▸ **What you need to do**
Extract every row below, copying each line without any change.
── Dataset records ──
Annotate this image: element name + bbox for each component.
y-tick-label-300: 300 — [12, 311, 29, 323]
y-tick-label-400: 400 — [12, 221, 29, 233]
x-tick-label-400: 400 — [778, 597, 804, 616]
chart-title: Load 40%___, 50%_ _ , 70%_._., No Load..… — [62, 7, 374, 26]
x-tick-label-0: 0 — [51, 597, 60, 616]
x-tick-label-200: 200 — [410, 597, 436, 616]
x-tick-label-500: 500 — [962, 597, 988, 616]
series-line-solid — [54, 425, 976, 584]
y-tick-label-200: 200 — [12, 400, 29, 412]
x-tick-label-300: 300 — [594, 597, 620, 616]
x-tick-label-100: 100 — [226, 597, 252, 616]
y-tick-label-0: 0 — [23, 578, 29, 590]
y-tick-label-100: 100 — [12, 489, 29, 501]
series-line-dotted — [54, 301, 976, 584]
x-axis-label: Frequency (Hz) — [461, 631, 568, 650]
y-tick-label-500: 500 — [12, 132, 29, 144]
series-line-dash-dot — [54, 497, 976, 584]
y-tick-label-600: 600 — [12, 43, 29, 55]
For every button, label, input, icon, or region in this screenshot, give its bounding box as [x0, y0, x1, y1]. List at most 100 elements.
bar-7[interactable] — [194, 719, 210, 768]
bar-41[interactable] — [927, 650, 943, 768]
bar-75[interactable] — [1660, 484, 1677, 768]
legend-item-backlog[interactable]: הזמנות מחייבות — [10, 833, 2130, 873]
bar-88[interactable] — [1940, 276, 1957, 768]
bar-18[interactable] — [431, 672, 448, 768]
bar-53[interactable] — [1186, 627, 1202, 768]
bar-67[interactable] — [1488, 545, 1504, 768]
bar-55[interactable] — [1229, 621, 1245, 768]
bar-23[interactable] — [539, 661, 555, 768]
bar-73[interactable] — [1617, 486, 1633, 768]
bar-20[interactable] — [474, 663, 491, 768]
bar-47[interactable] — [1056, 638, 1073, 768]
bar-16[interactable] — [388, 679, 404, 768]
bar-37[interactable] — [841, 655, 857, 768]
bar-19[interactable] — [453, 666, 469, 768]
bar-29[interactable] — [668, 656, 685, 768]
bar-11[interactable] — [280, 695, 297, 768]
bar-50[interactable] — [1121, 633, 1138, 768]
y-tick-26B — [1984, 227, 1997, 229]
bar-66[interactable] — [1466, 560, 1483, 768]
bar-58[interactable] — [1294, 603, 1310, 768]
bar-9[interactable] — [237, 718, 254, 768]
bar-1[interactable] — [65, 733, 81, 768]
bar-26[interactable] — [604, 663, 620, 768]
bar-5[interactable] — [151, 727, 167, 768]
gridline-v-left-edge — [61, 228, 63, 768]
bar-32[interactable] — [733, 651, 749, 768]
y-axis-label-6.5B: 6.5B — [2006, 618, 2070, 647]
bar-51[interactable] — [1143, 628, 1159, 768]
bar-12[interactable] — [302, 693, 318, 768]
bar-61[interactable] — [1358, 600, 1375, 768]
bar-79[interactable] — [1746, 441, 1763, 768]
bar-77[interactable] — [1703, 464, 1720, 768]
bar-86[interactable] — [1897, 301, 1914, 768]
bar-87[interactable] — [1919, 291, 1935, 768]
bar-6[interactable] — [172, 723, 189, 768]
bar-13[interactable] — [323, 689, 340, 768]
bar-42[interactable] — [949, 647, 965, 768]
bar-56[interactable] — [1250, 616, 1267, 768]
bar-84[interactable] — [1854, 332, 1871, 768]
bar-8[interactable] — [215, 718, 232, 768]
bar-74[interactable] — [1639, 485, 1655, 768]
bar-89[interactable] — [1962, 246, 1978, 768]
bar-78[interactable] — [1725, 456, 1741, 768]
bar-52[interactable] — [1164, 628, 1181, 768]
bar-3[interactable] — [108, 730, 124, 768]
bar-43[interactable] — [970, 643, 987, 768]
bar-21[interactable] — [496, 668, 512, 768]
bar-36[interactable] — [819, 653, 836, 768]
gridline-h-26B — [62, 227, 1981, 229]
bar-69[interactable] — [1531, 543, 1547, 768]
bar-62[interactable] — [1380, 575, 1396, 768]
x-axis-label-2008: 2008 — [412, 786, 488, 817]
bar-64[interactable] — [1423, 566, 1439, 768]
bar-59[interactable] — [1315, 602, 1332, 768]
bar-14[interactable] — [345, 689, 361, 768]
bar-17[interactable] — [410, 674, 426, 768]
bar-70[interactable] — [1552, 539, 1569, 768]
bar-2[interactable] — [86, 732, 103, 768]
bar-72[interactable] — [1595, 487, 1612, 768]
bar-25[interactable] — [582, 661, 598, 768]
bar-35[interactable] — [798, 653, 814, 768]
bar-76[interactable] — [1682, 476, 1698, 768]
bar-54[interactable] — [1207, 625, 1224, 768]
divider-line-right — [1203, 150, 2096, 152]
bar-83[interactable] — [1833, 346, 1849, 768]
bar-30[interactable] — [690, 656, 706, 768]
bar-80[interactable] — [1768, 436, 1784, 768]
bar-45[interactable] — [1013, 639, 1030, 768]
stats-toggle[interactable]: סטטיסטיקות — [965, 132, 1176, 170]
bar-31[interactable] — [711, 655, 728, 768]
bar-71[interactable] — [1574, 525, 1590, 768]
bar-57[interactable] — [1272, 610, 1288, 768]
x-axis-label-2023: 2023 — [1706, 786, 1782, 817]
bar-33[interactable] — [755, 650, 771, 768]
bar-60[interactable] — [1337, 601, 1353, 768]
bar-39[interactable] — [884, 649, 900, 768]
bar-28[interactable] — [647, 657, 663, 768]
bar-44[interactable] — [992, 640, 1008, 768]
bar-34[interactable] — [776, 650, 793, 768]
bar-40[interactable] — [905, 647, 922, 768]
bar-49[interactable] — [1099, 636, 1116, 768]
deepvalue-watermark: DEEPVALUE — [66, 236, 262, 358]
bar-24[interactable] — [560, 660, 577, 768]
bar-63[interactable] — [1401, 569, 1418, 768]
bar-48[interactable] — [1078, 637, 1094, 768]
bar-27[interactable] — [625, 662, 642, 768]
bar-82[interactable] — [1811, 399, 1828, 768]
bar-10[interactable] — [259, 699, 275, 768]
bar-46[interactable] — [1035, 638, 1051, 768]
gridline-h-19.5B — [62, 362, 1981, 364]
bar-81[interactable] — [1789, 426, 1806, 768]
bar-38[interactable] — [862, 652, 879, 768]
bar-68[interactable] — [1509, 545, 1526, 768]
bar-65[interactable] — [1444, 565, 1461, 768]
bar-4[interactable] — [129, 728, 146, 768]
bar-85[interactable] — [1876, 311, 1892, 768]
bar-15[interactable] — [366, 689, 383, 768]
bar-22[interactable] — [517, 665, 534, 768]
───
▸ **Full output**
Annotate this image: element name + bbox for each component.
y-tick-label-300: 300 — [12, 311, 29, 323]
y-tick-label-400: 400 — [12, 221, 29, 233]
x-tick-label-400: 400 — [778, 597, 804, 616]
chart-title: Load 40%___, 50%_ _ , 70%_._., No Load..… — [62, 7, 374, 26]
x-tick-label-0: 0 — [51, 597, 60, 616]
x-tick-label-200: 200 — [410, 597, 436, 616]
x-tick-label-500: 500 — [962, 597, 988, 616]
series-line-solid — [54, 425, 976, 584]
y-tick-label-200: 200 — [12, 400, 29, 412]
x-tick-label-300: 300 — [594, 597, 620, 616]
x-tick-label-100: 100 — [226, 597, 252, 616]
y-tick-label-0: 0 — [23, 578, 29, 590]
y-tick-label-100: 100 — [12, 489, 29, 501]
series-line-dotted — [54, 301, 976, 584]
x-axis-label: Frequency (Hz) — [461, 631, 568, 650]
y-tick-label-500: 500 — [12, 132, 29, 144]
series-line-dash-dot — [54, 497, 976, 584]
y-tick-label-600: 600 — [12, 43, 29, 55]
For every button, label, input, icon, or region in this screenshot, give its bounding box as [x0, y0, x1, y1]. List at most 100 elements.
bar-7[interactable] — [194, 719, 210, 768]
bar-41[interactable] — [927, 650, 943, 768]
bar-75[interactable] — [1660, 484, 1677, 768]
legend-item-backlog[interactable]: הזמנות מחייבות — [10, 833, 2130, 873]
bar-88[interactable] — [1940, 276, 1957, 768]
bar-18[interactable] — [431, 672, 448, 768]
bar-53[interactable] — [1186, 627, 1202, 768]
bar-67[interactable] — [1488, 545, 1504, 768]
bar-55[interactable] — [1229, 621, 1245, 768]
bar-23[interactable] — [539, 661, 555, 768]
bar-73[interactable] — [1617, 486, 1633, 768]
bar-20[interactable] — [474, 663, 491, 768]
bar-47[interactable] — [1056, 638, 1073, 768]
bar-16[interactable] — [388, 679, 404, 768]
bar-37[interactable] — [841, 655, 857, 768]
bar-19[interactable] — [453, 666, 469, 768]
bar-29[interactable] — [668, 656, 685, 768]
bar-11[interactable] — [280, 695, 297, 768]
bar-50[interactable] — [1121, 633, 1138, 768]
y-tick-26B — [1984, 227, 1997, 229]
bar-66[interactable] — [1466, 560, 1483, 768]
bar-58[interactable] — [1294, 603, 1310, 768]
bar-9[interactable] — [237, 718, 254, 768]
bar-1[interactable] — [65, 733, 81, 768]
bar-26[interactable] — [604, 663, 620, 768]
bar-5[interactable] — [151, 727, 167, 768]
gridline-v-left-edge — [61, 228, 63, 768]
bar-32[interactable] — [733, 651, 749, 768]
y-axis-label-6.5B: 6.5B — [2006, 618, 2070, 647]
bar-51[interactable] — [1143, 628, 1159, 768]
bar-12[interactable] — [302, 693, 318, 768]
bar-61[interactable] — [1358, 600, 1375, 768]
bar-79[interactable] — [1746, 441, 1763, 768]
bar-77[interactable] — [1703, 464, 1720, 768]
bar-86[interactable] — [1897, 301, 1914, 768]
bar-87[interactable] — [1919, 291, 1935, 768]
bar-6[interactable] — [172, 723, 189, 768]
bar-13[interactable] — [323, 689, 340, 768]
bar-42[interactable] — [949, 647, 965, 768]
bar-56[interactable] — [1250, 616, 1267, 768]
bar-84[interactable] — [1854, 332, 1871, 768]
bar-8[interactable] — [215, 718, 232, 768]
bar-74[interactable] — [1639, 485, 1655, 768]
bar-89[interactable] — [1962, 246, 1978, 768]
bar-78[interactable] — [1725, 456, 1741, 768]
bar-52[interactable] — [1164, 628, 1181, 768]
bar-3[interactable] — [108, 730, 124, 768]
bar-43[interactable] — [970, 643, 987, 768]
bar-21[interactable] — [496, 668, 512, 768]
bar-36[interactable] — [819, 653, 836, 768]
gridline-h-26B — [62, 227, 1981, 229]
bar-69[interactable] — [1531, 543, 1547, 768]
bar-62[interactable] — [1380, 575, 1396, 768]
x-axis-label-2008: 2008 — [412, 786, 488, 817]
bar-64[interactable] — [1423, 566, 1439, 768]
bar-59[interactable] — [1315, 602, 1332, 768]
bar-14[interactable] — [345, 689, 361, 768]
bar-17[interactable] — [410, 674, 426, 768]
bar-70[interactable] — [1552, 539, 1569, 768]
bar-2[interactable] — [86, 732, 103, 768]
bar-72[interactable] — [1595, 487, 1612, 768]
bar-25[interactable] — [582, 661, 598, 768]
bar-35[interactable] — [798, 653, 814, 768]
bar-76[interactable] — [1682, 476, 1698, 768]
bar-54[interactable] — [1207, 625, 1224, 768]
divider-line-right — [1203, 150, 2096, 152]
bar-83[interactable] — [1833, 346, 1849, 768]
bar-30[interactable] — [690, 656, 706, 768]
bar-80[interactable] — [1768, 436, 1784, 768]
bar-45[interactable] — [1013, 639, 1030, 768]
stats-toggle[interactable]: סטטיסטיקות — [965, 132, 1176, 170]
bar-31[interactable] — [711, 655, 728, 768]
bar-71[interactable] — [1574, 525, 1590, 768]
bar-57[interactable] — [1272, 610, 1288, 768]
x-axis-label-2023: 2023 — [1706, 786, 1782, 817]
bar-33[interactable] — [755, 650, 771, 768]
bar-60[interactable] — [1337, 601, 1353, 768]
bar-39[interactable] — [884, 649, 900, 768]
bar-28[interactable] — [647, 657, 663, 768]
bar-44[interactable] — [992, 640, 1008, 768]
bar-34[interactable] — [776, 650, 793, 768]
bar-40[interactable] — [905, 647, 922, 768]
bar-49[interactable] — [1099, 636, 1116, 768]
deepvalue-watermark: DEEPVALUE — [66, 236, 262, 358]
bar-24[interactable] — [560, 660, 577, 768]
bar-63[interactable] — [1401, 569, 1418, 768]
bar-48[interactable] — [1078, 637, 1094, 768]
bar-27[interactable] — [625, 662, 642, 768]
bar-82[interactable] — [1811, 399, 1828, 768]
bar-10[interactable] — [259, 699, 275, 768]
bar-46[interactable] — [1035, 638, 1051, 768]
gridline-h-19.5B — [62, 362, 1981, 364]
bar-81[interactable] — [1789, 426, 1806, 768]
bar-38[interactable] — [862, 652, 879, 768]
bar-68[interactable] — [1509, 545, 1526, 768]
bar-65[interactable] — [1444, 565, 1461, 768]
bar-4[interactable] — [129, 728, 146, 768]
bar-85[interactable] — [1876, 311, 1892, 768]
bar-15[interactable] — [366, 689, 383, 768]
bar-22[interactable] — [517, 665, 534, 768]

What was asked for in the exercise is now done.